_RECORDS FOR THE EXERCISE:_
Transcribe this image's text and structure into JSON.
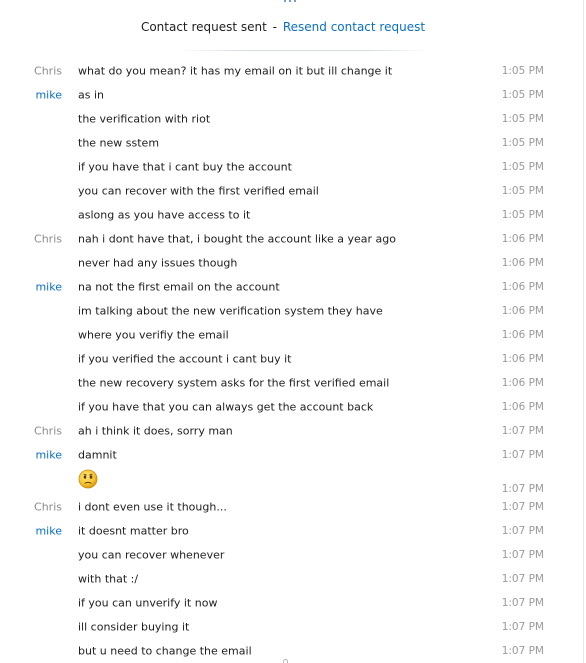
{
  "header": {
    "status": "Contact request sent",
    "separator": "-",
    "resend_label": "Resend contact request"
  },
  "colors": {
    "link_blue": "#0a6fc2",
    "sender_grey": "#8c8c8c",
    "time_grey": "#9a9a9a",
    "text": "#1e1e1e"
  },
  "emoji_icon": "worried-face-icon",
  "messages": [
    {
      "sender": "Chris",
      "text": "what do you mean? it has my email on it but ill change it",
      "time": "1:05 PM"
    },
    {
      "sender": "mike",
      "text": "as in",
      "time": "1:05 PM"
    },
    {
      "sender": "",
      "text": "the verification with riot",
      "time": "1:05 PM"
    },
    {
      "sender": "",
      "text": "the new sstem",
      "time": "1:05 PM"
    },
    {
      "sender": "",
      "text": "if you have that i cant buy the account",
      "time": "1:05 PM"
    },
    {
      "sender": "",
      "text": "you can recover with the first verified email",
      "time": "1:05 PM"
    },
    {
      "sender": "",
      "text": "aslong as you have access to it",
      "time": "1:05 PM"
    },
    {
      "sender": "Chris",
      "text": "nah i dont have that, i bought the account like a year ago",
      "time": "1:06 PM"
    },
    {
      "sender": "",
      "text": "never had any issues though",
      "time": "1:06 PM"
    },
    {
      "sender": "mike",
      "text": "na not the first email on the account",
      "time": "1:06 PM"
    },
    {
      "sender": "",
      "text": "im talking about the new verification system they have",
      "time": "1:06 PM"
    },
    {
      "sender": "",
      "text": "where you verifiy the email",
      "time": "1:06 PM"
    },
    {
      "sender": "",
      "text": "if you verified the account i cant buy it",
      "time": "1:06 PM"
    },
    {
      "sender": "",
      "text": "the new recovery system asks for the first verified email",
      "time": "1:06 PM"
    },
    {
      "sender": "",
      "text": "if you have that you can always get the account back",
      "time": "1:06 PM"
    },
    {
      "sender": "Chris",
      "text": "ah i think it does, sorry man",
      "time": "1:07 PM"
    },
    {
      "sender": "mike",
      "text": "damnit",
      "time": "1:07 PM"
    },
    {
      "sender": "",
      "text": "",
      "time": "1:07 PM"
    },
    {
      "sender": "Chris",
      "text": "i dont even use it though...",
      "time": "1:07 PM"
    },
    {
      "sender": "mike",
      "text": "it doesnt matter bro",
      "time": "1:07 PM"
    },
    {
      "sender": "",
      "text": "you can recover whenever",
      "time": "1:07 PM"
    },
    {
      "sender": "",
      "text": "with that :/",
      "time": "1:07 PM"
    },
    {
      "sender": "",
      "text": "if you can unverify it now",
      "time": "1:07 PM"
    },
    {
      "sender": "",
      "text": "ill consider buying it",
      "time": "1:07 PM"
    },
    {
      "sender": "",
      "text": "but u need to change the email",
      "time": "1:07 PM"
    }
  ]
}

_GOAL:_ Output the material word for word, omitting its pictures.

_THE RESPONSE:_
Transcribe this image's text and structure into JSON.
{
  "header": {
    "status": "Contact request sent",
    "separator": "-",
    "resend_label": "Resend contact request"
  },
  "colors": {
    "link_blue": "#0a6fc2",
    "sender_grey": "#8c8c8c",
    "time_grey": "#9a9a9a",
    "text": "#1e1e1e"
  },
  "emoji_icon": "worried-face-icon",
  "messages": [
    {
      "sender": "Chris",
      "text": "what do you mean? it has my email on it but ill change it",
      "time": "1:05 PM"
    },
    {
      "sender": "mike",
      "text": "as in",
      "time": "1:05 PM"
    },
    {
      "sender": "",
      "text": "the verification with riot",
      "time": "1:05 PM"
    },
    {
      "sender": "",
      "text": "the new sstem",
      "time": "1:05 PM"
    },
    {
      "sender": "",
      "text": "if you have that i cant buy the account",
      "time": "1:05 PM"
    },
    {
      "sender": "",
      "text": "you can recover with the first verified email",
      "time": "1:05 PM"
    },
    {
      "sender": "",
      "text": "aslong as you have access to it",
      "time": "1:05 PM"
    },
    {
      "sender": "Chris",
      "text": "nah i dont have that, i bought the account like a year ago",
      "time": "1:06 PM"
    },
    {
      "sender": "",
      "text": "never had any issues though",
      "time": "1:06 PM"
    },
    {
      "sender": "mike",
      "text": "na not the first email on the account",
      "time": "1:06 PM"
    },
    {
      "sender": "",
      "text": "im talking about the new verification system they have",
      "time": "1:06 PM"
    },
    {
      "sender": "",
      "text": "where you verifiy the email",
      "time": "1:06 PM"
    },
    {
      "sender": "",
      "text": "if you verified the account i cant buy it",
      "time": "1:06 PM"
    },
    {
      "sender": "",
      "text": "the new recovery system asks for the first verified email",
      "time": "1:06 PM"
    },
    {
      "sender": "",
      "text": "if you have that you can always get the account back",
      "time": "1:06 PM"
    },
    {
      "sender": "Chris",
      "text": "ah i think it does, sorry man",
      "time": "1:07 PM"
    },
    {
      "sender": "mike",
      "text": "damnit",
      "time": "1:07 PM"
    },
    {
      "sender": "",
      "text": "",
      "time": "1:07 PM"
    },
    {
      "sender": "Chris",
      "text": "i dont even use it though...",
      "time": "1:07 PM"
    },
    {
      "sender": "mike",
      "text": "it doesnt matter bro",
      "time": "1:07 PM"
    },
    {
      "sender": "",
      "text": "you can recover whenever",
      "time": "1:07 PM"
    },
    {
      "sender": "",
      "text": "with that :/",
      "time": "1:07 PM"
    },
    {
      "sender": "",
      "text": "if you can unverify it now",
      "time": "1:07 PM"
    },
    {
      "sender": "",
      "text": "ill consider buying it",
      "time": "1:07 PM"
    },
    {
      "sender": "",
      "text": "but u need to change the email",
      "time": "1:07 PM"
    }
  ]
}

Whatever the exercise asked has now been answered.